■ Material to process
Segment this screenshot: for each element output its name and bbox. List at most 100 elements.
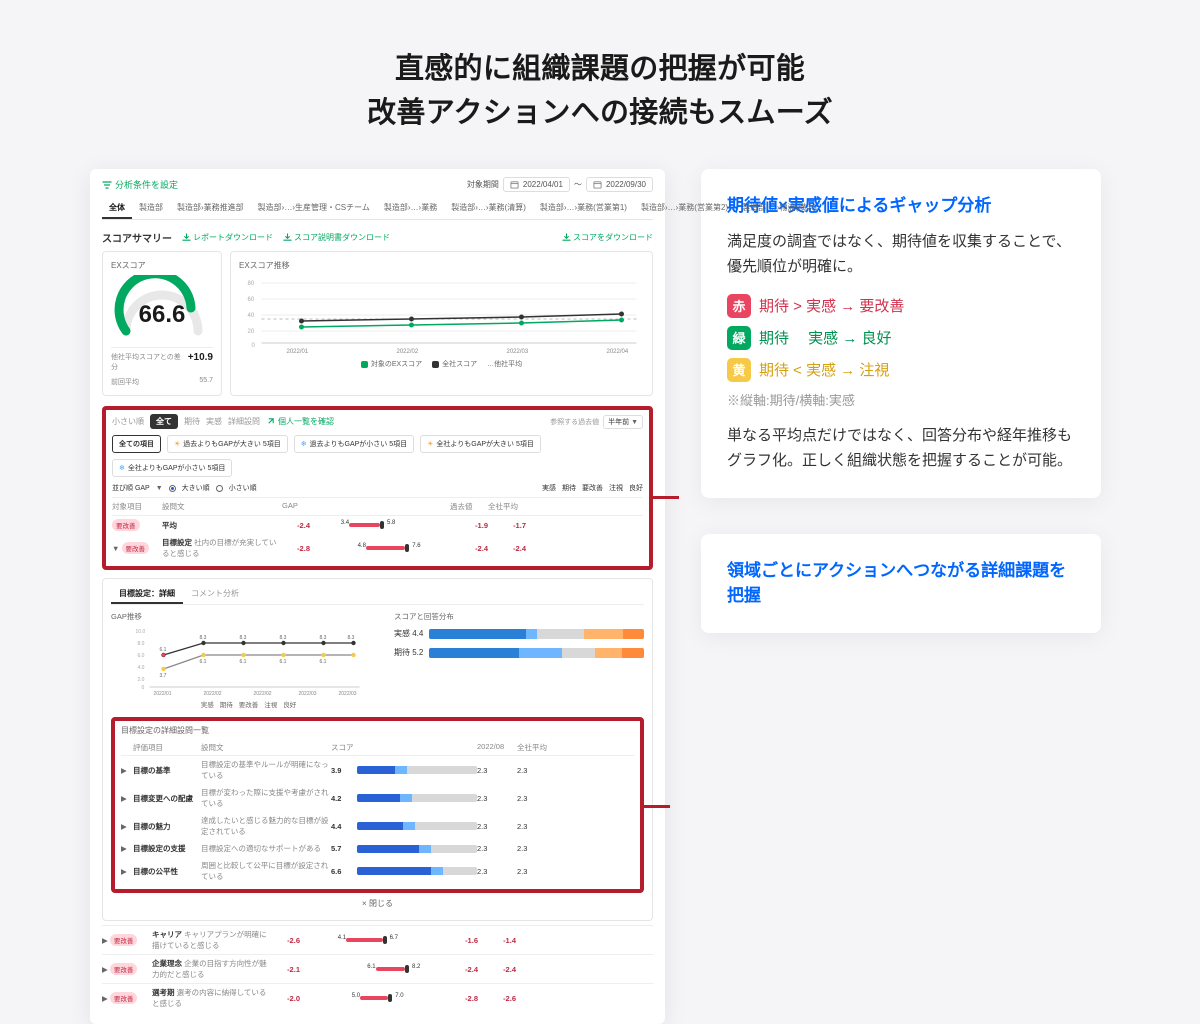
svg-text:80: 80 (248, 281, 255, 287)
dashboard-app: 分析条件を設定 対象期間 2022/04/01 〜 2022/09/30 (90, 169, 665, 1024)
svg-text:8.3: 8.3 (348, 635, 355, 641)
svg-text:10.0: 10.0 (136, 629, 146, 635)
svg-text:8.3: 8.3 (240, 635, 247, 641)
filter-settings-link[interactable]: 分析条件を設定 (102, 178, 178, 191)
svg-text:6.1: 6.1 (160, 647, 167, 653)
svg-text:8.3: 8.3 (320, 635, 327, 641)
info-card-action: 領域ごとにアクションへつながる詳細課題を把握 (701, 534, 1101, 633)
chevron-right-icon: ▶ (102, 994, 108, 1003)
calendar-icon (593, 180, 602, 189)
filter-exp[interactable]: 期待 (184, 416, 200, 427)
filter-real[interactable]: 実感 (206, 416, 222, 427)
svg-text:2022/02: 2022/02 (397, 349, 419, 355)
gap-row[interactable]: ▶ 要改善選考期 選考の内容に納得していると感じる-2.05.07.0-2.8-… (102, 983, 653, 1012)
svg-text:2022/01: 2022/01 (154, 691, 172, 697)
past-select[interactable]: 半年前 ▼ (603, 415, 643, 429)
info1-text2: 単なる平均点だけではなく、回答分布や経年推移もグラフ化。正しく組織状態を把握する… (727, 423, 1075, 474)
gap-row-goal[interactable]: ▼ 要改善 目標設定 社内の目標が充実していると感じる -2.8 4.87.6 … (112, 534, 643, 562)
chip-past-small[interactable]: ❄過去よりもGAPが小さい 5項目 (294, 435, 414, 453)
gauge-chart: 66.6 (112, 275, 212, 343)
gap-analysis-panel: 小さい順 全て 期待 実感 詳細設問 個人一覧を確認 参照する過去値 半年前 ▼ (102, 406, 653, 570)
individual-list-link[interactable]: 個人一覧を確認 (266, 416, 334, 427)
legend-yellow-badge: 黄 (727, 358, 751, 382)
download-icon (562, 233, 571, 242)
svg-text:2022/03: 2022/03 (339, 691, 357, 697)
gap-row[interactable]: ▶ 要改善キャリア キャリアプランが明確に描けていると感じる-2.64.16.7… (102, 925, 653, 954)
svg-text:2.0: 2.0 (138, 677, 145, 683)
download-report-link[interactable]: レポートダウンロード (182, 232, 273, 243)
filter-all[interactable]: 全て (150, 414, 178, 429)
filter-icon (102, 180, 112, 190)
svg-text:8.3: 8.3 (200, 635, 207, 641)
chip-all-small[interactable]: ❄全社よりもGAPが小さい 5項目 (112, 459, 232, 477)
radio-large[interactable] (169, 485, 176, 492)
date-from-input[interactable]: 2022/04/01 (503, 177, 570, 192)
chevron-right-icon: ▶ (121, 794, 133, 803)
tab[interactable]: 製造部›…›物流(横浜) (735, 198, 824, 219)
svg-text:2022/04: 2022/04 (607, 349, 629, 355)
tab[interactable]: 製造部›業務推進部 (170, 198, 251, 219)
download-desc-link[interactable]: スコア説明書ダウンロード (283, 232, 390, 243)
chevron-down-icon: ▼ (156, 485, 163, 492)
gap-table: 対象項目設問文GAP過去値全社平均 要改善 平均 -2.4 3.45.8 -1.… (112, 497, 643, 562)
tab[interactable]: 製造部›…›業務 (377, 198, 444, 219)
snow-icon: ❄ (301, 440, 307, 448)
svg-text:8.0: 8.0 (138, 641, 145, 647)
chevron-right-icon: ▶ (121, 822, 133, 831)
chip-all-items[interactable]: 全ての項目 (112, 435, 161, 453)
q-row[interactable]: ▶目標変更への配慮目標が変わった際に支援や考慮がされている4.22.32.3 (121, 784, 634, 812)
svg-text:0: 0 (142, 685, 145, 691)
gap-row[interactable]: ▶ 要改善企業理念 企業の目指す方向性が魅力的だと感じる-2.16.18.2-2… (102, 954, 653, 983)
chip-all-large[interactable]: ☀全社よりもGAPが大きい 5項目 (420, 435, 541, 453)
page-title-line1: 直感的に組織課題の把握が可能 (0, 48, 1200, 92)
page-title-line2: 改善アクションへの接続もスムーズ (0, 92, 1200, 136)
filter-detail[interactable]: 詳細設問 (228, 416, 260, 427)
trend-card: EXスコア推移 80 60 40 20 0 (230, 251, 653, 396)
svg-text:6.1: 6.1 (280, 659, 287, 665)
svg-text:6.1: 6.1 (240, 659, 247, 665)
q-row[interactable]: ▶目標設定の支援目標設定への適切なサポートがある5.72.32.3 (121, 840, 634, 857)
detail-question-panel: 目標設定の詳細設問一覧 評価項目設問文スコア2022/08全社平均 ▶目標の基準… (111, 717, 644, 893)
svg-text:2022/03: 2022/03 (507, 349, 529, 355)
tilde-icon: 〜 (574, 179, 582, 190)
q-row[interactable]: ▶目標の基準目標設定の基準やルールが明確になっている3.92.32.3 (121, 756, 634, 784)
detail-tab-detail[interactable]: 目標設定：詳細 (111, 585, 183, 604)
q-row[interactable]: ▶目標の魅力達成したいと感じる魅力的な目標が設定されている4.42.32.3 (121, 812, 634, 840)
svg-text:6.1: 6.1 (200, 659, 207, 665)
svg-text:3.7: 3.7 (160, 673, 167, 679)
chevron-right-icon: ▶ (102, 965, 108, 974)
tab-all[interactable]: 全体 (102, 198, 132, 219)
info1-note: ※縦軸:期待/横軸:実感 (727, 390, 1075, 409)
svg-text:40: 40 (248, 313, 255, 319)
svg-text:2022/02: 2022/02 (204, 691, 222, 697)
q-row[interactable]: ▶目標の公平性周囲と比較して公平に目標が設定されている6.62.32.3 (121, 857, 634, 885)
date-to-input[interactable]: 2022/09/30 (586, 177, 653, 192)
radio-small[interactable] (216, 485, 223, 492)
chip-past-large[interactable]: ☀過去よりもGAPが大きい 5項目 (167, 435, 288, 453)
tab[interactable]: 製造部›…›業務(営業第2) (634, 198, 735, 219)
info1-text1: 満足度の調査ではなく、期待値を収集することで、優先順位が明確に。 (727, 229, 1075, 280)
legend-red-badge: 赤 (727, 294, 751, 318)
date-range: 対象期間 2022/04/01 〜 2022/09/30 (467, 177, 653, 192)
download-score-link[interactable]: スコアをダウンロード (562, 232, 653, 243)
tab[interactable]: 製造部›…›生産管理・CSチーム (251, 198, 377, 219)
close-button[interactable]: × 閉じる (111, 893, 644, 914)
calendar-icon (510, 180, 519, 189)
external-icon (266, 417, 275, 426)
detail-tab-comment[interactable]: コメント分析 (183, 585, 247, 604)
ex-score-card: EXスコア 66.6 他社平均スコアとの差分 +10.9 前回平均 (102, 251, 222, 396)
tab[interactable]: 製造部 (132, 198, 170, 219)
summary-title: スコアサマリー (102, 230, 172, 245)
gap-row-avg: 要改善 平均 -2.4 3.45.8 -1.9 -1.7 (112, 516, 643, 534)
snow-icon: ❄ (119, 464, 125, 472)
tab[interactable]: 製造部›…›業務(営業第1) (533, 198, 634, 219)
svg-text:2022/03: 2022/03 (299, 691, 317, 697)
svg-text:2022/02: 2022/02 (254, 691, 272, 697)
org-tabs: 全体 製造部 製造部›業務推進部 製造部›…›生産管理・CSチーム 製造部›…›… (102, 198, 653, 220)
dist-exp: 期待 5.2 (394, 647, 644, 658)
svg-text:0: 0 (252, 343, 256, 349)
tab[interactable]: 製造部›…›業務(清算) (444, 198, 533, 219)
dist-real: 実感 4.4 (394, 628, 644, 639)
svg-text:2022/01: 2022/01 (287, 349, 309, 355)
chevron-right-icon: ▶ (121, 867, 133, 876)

■ Exercise brief
Quote every line of the item above without changing anything, and omit the picture.

■ Solved exercise
Segment this screenshot: for each element output its name and bbox. List at most 100 elements.
svg-text:80: 80 (248, 281, 255, 287)
dashboard-app: 分析条件を設定 対象期間 2022/04/01 〜 2022/09/30 (90, 169, 665, 1024)
svg-text:8.3: 8.3 (348, 635, 355, 641)
svg-text:10.0: 10.0 (136, 629, 146, 635)
svg-text:8.3: 8.3 (240, 635, 247, 641)
filter-settings-link[interactable]: 分析条件を設定 (102, 178, 178, 191)
svg-text:6.1: 6.1 (160, 647, 167, 653)
svg-text:8.3: 8.3 (320, 635, 327, 641)
info-card-action: 領域ごとにアクションへつながる詳細課題を把握 (701, 534, 1101, 633)
chevron-right-icon: ▶ (102, 994, 108, 1003)
calendar-icon (593, 180, 602, 189)
filter-exp[interactable]: 期待 (184, 416, 200, 427)
filter-real[interactable]: 実感 (206, 416, 222, 427)
svg-text:2022/02: 2022/02 (397, 349, 419, 355)
gap-row[interactable]: ▶ 要改善選考期 選考の内容に納得していると感じる-2.05.07.0-2.8-… (102, 983, 653, 1012)
svg-text:2022/01: 2022/01 (154, 691, 172, 697)
past-select[interactable]: 半年前 ▼ (603, 415, 643, 429)
info1-text2: 単なる平均点だけではなく、回答分布や経年推移もグラフ化。正しく組織状態を把握する… (727, 423, 1075, 474)
gap-row-goal[interactable]: ▼ 要改善 目標設定 社内の目標が充実していると感じる -2.8 4.87.6 … (112, 534, 643, 562)
chip-past-small[interactable]: ❄過去よりもGAPが小さい 5項目 (294, 435, 414, 453)
gauge-chart: 66.6 (112, 275, 212, 343)
gap-analysis-panel: 小さい順 全て 期待 実感 詳細設問 個人一覧を確認 参照する過去値 半年前 ▼ (102, 406, 653, 570)
individual-list-link[interactable]: 個人一覧を確認 (266, 416, 334, 427)
legend-yellow-badge: 黄 (727, 358, 751, 382)
download-icon (562, 233, 571, 242)
svg-text:2022/03: 2022/03 (339, 691, 357, 697)
gap-row[interactable]: ▶ 要改善キャリア キャリアプランが明確に描けていると感じる-2.64.16.7… (102, 925, 653, 954)
svg-text:2.0: 2.0 (138, 677, 145, 683)
download-report-link[interactable]: レポートダウンロード (182, 232, 273, 243)
filter-all[interactable]: 全て (150, 414, 178, 429)
filter-icon (102, 180, 112, 190)
svg-text:8.3: 8.3 (200, 635, 207, 641)
chip-all-small[interactable]: ❄全社よりもGAPが小さい 5項目 (112, 459, 232, 477)
radio-large[interactable] (169, 485, 176, 492)
date-from-input[interactable]: 2022/04/01 (503, 177, 570, 192)
chevron-right-icon: ▶ (121, 794, 133, 803)
tab[interactable]: 製造部›…›物流(横浜) (735, 198, 824, 219)
svg-text:2022/04: 2022/04 (607, 349, 629, 355)
tab[interactable]: 製造部›業務推進部 (170, 198, 251, 219)
download-desc-link[interactable]: スコア説明書ダウンロード (283, 232, 390, 243)
chevron-down-icon: ▼ (156, 485, 163, 492)
gap-table: 対象項目設問文GAP過去値全社平均 要改善 平均 -2.4 3.45.8 -1.… (112, 497, 643, 562)
tab[interactable]: 製造部›…›業務 (377, 198, 444, 219)
snow-icon: ❄ (301, 440, 307, 448)
svg-text:8.0: 8.0 (138, 641, 145, 647)
chevron-right-icon: ▶ (121, 822, 133, 831)
chip-all-items[interactable]: 全ての項目 (112, 435, 161, 453)
q-row[interactable]: ▶目標変更への配慮目標が変わった際に支援や考慮がされている4.22.32.3 (121, 784, 634, 812)
svg-text:0: 0 (142, 685, 145, 691)
gap-row[interactable]: ▶ 要改善企業理念 企業の目指す方向性が魅力的だと感じる-2.16.18.2-2… (102, 954, 653, 983)
chip-all-large[interactable]: ☀全社よりもGAPが大きい 5項目 (420, 435, 541, 453)
page-title-line1: 直感的に組織課題の把握が可能 (0, 48, 1200, 92)
page-title-line2: 改善アクションへの接続もスムーズ (0, 92, 1200, 136)
filter-detail[interactable]: 詳細設問 (228, 416, 260, 427)
trend-card: EXスコア推移 80 60 40 20 0 (230, 251, 653, 396)
svg-text:6.1: 6.1 (280, 659, 287, 665)
svg-text:6.1: 6.1 (240, 659, 247, 665)
q-row[interactable]: ▶目標設定の支援目標設定への適切なサポートがある5.72.32.3 (121, 840, 634, 857)
detail-question-panel: 目標設定の詳細設問一覧 評価項目設問文スコア2022/08全社平均 ▶目標の基準… (111, 717, 644, 893)
svg-text:2022/03: 2022/03 (507, 349, 529, 355)
tilde-icon: 〜 (574, 179, 582, 190)
q-row[interactable]: ▶目標の基準目標設定の基準やルールが明確になっている3.92.32.3 (121, 756, 634, 784)
detail-tab-detail[interactable]: 目標設定：詳細 (111, 585, 183, 604)
q-row[interactable]: ▶目標の魅力達成したいと感じる魅力的な目標が設定されている4.42.32.3 (121, 812, 634, 840)
svg-text:6.1: 6.1 (200, 659, 207, 665)
svg-text:3.7: 3.7 (160, 673, 167, 679)
chevron-right-icon: ▶ (102, 965, 108, 974)
tab-all[interactable]: 全体 (102, 198, 132, 219)
info1-note: ※縦軸:期待/横軸:実感 (727, 390, 1075, 409)
svg-text:40: 40 (248, 313, 255, 319)
svg-text:2022/02: 2022/02 (204, 691, 222, 697)
q-row[interactable]: ▶目標の公平性周囲と比較して公平に目標が設定されている6.62.32.3 (121, 857, 634, 885)
date-to-input[interactable]: 2022/09/30 (586, 177, 653, 192)
radio-small[interactable] (216, 485, 223, 492)
chip-past-large[interactable]: ☀過去よりもGAPが大きい 5項目 (167, 435, 288, 453)
tab[interactable]: 製造部›…›業務(営業第2) (634, 198, 735, 219)
info1-text1: 満足度の調査ではなく、期待値を収集することで、優先順位が明確に。 (727, 229, 1075, 280)
legend-red-badge: 赤 (727, 294, 751, 318)
date-range: 対象期間 2022/04/01 〜 2022/09/30 (467, 177, 653, 192)
download-score-link[interactable]: スコアをダウンロード (562, 232, 653, 243)
tab[interactable]: 製造部›…›生産管理・CSチーム (251, 198, 377, 219)
close-button[interactable]: × 閉じる (111, 893, 644, 914)
calendar-icon (510, 180, 519, 189)
external-icon (266, 417, 275, 426)
detail-tab-comment[interactable]: コメント分析 (183, 585, 247, 604)
ex-score-card: EXスコア 66.6 他社平均スコアとの差分 +10.9 前回平均 (102, 251, 222, 396)
tab[interactable]: 製造部 (132, 198, 170, 219)
summary-title: スコアサマリー (102, 230, 172, 245)
gap-row-avg: 要改善 平均 -2.4 3.45.8 -1.9 -1.7 (112, 516, 643, 534)
snow-icon: ❄ (119, 464, 125, 472)
tab[interactable]: 製造部›…›業務(営業第1) (533, 198, 634, 219)
svg-text:2022/03: 2022/03 (299, 691, 317, 697)
svg-text:2022/02: 2022/02 (254, 691, 272, 697)
org-tabs: 全体 製造部 製造部›業務推進部 製造部›…›生産管理・CSチーム 製造部›…›… (102, 198, 653, 220)
dist-exp: 期待 5.2 (394, 647, 644, 658)
svg-text:0: 0 (252, 343, 256, 349)
tab[interactable]: 製造部›…›業務(清算) (444, 198, 533, 219)
dist-real: 実感 4.4 (394, 628, 644, 639)
svg-text:2022/01: 2022/01 (287, 349, 309, 355)
chevron-right-icon: ▶ (121, 867, 133, 876)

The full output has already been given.